**INSTRUCTIONS FOR THE TASK:**
Gather up every line that includes the string "ylabel".

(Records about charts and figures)
++++++

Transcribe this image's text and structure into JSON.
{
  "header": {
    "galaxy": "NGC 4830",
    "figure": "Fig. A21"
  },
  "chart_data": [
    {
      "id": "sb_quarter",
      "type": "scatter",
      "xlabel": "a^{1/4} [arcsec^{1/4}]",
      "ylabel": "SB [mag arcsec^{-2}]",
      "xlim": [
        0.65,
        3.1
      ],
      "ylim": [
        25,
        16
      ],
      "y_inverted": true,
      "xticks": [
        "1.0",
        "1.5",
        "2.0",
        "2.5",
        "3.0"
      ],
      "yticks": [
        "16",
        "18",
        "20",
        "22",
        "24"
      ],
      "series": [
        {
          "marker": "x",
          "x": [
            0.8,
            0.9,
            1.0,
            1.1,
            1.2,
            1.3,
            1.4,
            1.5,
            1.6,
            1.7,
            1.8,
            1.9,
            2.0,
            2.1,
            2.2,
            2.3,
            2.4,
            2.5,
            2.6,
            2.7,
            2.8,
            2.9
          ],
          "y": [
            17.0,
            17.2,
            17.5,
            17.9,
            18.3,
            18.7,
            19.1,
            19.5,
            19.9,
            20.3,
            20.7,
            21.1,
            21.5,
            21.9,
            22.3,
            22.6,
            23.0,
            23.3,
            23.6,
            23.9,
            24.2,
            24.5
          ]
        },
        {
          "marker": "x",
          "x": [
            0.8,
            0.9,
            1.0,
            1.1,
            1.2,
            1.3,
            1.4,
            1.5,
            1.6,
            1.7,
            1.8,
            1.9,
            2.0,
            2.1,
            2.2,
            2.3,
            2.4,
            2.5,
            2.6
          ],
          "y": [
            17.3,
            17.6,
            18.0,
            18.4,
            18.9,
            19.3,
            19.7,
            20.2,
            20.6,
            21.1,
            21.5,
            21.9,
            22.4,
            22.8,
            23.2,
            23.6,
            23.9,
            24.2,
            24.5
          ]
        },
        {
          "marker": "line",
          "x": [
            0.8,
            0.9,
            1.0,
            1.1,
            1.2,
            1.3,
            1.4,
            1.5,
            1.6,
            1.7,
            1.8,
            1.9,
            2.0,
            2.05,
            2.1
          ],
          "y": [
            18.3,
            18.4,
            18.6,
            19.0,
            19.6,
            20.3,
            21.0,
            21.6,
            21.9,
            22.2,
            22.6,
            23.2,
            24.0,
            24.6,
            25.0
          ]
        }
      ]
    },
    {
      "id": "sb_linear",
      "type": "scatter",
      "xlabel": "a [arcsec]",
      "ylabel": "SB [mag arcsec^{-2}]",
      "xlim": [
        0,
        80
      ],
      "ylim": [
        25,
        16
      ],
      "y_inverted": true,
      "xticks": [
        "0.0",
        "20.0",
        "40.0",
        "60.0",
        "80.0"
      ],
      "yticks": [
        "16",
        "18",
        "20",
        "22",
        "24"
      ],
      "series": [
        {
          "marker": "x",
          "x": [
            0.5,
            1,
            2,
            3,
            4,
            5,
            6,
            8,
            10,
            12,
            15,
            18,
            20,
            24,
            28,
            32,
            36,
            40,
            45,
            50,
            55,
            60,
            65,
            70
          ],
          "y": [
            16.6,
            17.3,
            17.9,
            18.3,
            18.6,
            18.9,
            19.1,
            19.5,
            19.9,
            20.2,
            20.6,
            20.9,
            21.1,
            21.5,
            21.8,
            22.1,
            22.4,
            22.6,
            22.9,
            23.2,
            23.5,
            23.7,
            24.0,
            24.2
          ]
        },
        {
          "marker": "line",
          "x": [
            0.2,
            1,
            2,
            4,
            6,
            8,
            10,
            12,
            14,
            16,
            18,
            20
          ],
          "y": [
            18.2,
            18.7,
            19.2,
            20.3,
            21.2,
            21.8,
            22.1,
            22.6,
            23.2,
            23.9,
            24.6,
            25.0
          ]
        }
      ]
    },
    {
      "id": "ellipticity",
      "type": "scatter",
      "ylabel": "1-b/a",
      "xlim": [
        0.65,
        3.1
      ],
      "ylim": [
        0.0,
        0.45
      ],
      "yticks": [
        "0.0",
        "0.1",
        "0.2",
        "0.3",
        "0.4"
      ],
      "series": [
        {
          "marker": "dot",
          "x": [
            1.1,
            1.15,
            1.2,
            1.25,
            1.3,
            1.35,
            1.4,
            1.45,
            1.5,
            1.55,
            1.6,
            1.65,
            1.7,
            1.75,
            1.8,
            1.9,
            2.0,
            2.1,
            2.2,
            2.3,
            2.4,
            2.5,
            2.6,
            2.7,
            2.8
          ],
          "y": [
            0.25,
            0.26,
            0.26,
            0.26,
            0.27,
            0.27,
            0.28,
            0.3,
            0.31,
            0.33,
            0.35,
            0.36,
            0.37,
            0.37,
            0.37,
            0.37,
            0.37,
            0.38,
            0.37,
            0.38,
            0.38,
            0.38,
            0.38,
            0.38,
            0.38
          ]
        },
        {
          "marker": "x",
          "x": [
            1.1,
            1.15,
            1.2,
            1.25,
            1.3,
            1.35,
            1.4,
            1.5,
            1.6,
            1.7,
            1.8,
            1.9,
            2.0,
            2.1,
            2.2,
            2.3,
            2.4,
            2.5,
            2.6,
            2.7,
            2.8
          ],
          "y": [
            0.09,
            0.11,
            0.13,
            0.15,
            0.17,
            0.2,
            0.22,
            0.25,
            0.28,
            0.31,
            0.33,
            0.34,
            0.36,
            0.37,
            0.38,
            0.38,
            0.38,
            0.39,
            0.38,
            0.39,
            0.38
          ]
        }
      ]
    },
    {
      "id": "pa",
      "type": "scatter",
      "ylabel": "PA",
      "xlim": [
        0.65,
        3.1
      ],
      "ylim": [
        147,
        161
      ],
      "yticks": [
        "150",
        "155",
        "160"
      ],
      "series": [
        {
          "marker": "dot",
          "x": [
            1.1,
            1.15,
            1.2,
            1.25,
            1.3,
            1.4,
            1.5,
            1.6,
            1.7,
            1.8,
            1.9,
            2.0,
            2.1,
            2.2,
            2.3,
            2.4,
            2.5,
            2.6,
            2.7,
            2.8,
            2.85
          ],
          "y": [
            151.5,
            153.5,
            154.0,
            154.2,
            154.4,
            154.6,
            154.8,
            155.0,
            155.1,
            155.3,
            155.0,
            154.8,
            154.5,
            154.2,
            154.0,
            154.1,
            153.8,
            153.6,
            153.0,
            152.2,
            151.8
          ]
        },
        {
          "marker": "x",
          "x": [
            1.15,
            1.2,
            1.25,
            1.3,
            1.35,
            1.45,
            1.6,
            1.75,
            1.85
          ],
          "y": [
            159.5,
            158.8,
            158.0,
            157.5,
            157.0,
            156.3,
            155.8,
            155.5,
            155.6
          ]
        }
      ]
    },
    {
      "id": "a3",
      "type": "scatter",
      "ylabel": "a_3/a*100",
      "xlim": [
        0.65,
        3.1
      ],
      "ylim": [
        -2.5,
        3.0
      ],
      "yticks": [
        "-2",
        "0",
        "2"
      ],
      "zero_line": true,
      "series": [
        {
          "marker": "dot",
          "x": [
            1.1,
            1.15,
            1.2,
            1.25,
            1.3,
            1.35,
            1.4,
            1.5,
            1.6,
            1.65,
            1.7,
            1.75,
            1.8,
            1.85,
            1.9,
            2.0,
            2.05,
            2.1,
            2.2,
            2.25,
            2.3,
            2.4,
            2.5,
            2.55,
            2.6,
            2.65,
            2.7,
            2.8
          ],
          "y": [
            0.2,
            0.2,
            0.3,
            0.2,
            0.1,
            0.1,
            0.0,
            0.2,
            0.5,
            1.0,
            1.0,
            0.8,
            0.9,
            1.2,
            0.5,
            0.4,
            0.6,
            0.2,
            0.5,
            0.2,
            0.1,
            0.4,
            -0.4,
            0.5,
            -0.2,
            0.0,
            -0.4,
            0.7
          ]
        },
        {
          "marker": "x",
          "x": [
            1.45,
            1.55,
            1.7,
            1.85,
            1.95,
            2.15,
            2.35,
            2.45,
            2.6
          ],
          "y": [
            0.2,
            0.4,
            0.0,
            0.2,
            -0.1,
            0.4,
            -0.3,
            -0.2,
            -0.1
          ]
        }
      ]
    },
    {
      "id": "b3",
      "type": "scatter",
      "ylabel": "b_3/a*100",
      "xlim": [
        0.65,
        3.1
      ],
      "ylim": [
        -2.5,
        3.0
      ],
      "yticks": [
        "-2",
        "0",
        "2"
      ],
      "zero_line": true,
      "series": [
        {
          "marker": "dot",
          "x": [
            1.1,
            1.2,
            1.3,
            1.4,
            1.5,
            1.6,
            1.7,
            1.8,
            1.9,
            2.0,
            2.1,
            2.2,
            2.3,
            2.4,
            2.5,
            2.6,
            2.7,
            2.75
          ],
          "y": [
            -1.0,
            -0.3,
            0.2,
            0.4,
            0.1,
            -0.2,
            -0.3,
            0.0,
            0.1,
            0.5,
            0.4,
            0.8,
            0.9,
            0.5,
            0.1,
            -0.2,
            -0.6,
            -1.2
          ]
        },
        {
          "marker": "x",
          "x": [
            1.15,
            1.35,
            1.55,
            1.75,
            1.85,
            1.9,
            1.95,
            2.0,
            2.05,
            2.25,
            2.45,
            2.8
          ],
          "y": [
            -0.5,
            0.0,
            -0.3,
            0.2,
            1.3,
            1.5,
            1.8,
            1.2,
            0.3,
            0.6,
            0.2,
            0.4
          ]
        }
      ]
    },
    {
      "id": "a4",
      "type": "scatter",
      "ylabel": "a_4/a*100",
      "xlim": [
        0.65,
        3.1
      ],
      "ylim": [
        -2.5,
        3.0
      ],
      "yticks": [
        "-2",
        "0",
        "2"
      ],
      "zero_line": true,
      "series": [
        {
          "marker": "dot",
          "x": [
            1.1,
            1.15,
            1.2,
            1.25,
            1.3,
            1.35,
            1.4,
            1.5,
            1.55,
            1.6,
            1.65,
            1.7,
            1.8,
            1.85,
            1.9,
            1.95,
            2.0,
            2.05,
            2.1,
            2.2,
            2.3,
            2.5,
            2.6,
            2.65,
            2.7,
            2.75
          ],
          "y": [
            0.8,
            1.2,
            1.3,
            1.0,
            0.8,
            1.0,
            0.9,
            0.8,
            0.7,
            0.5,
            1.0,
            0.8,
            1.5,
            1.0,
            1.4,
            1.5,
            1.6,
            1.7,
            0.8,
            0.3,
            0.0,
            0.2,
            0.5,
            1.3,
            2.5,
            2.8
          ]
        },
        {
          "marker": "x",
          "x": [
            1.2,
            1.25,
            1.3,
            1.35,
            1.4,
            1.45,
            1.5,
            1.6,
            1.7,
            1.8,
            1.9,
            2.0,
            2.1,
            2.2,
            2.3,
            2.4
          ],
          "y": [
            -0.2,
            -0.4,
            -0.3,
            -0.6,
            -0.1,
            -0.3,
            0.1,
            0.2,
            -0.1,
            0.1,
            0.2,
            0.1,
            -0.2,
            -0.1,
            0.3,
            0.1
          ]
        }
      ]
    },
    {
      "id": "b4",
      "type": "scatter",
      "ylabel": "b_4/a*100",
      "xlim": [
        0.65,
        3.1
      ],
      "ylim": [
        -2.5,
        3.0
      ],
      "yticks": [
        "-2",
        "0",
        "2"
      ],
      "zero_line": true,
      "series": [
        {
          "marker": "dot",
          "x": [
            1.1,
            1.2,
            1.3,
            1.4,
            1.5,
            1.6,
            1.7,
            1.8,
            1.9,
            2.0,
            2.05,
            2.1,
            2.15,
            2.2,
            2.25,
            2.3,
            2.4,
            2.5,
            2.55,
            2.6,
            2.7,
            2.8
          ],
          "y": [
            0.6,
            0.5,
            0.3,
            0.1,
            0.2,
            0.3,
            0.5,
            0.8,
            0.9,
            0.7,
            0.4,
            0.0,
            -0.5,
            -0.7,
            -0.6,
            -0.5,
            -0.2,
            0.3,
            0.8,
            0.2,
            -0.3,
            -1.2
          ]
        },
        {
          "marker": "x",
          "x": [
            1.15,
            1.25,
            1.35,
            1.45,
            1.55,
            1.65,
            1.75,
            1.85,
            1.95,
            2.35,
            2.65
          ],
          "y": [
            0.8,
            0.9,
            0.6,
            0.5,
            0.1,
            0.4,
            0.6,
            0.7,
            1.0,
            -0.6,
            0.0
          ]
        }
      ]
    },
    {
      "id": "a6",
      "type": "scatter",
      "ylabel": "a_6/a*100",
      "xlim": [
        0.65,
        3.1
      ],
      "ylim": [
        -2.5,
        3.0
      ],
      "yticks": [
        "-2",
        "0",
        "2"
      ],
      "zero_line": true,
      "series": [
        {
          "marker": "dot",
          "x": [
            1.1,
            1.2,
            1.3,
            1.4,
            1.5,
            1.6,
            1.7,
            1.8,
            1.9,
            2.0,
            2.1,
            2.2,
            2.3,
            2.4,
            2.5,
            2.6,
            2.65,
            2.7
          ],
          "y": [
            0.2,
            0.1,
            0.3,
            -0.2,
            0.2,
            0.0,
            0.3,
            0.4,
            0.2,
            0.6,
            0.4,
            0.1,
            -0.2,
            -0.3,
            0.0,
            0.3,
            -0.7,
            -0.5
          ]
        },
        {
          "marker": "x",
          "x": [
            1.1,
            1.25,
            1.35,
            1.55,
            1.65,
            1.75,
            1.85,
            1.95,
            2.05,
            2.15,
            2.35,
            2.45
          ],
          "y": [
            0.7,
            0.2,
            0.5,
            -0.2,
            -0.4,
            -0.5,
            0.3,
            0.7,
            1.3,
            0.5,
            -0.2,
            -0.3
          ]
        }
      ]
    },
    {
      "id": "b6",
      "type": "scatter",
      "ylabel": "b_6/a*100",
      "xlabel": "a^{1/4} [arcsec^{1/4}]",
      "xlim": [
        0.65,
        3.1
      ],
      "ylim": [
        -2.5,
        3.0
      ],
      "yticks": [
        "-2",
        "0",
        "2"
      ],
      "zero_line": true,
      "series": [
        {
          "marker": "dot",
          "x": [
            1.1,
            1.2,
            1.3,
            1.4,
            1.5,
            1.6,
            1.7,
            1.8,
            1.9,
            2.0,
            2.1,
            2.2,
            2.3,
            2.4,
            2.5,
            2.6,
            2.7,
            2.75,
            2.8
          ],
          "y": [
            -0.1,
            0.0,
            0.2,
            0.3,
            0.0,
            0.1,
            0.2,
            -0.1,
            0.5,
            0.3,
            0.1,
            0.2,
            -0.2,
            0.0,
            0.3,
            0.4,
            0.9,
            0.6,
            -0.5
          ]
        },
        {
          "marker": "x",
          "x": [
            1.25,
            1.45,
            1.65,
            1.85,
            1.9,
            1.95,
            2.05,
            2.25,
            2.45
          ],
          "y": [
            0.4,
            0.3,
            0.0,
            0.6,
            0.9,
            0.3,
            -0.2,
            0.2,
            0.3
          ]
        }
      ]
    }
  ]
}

++++++

**EXERCISE ANSWER:**
      "ylabel": "SB [mag arcsec^{-2}]",
      "ylabel": "SB [mag arcsec^{-2}]",
      "ylabel": "1-b/a",
      "ylabel": "PA",
      "ylabel": "a_3/a*100",
      "ylabel": "b_3/a*100",
      "ylabel": "a_4/a*100",
      "ylabel": "b_4/a*100",
      "ylabel": "a_6/a*100",
      "ylabel": "b_6/a*100",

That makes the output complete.